> STATED EXERCISE
Without omitting anything, retype the data that follows.

** Begin **

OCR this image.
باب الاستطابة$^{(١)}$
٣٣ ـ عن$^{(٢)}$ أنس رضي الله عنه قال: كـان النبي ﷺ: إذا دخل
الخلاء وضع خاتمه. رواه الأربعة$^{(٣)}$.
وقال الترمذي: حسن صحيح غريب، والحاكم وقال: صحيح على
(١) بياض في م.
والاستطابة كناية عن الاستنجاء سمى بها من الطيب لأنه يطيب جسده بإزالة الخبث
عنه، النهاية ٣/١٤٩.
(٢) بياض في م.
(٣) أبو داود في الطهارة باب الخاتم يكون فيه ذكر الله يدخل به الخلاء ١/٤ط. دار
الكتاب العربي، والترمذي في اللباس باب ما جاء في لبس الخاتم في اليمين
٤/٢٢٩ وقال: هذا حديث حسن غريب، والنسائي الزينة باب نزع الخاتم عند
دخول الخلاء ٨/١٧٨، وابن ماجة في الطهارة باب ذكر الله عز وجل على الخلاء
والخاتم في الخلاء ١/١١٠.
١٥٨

** End **

> OUTPUT FOR THIS EXERCISE
OCR this image.
باب الاستطابة$^{(١)}$
٣٣ ـ عن$^{(٢)}$ أنس رضي الله عنه قال: كـان النبي ﷺ: إذا دخل
الخلاء وضع خاتمه. رواه الأربعة$^{(٣)}$.
وقال الترمذي: حسن صحيح غريب، والحاكم وقال: صحيح على
(١) بياض في م.
والاستطابة كناية عن الاستنجاء سمى بها من الطيب لأنه يطيب جسده بإزالة الخبث
عنه، النهاية ٣/١٤٩.
(٢) بياض في م.
(٣) أبو داود في الطهارة باب الخاتم يكون فيه ذكر الله يدخل به الخلاء ١/٤ط. دار
الكتاب العربي، والترمذي في اللباس باب ما جاء في لبس الخاتم في اليمين
٤/٢٢٩ وقال: هذا حديث حسن غريب، والنسائي الزينة باب نزع الخاتم عند
دخول الخلاء ٨/١٧٨، وابن ماجة في الطهارة باب ذكر الله عز وجل على الخلاء
والخاتم في الخلاء ١/١١٠.
١٥٨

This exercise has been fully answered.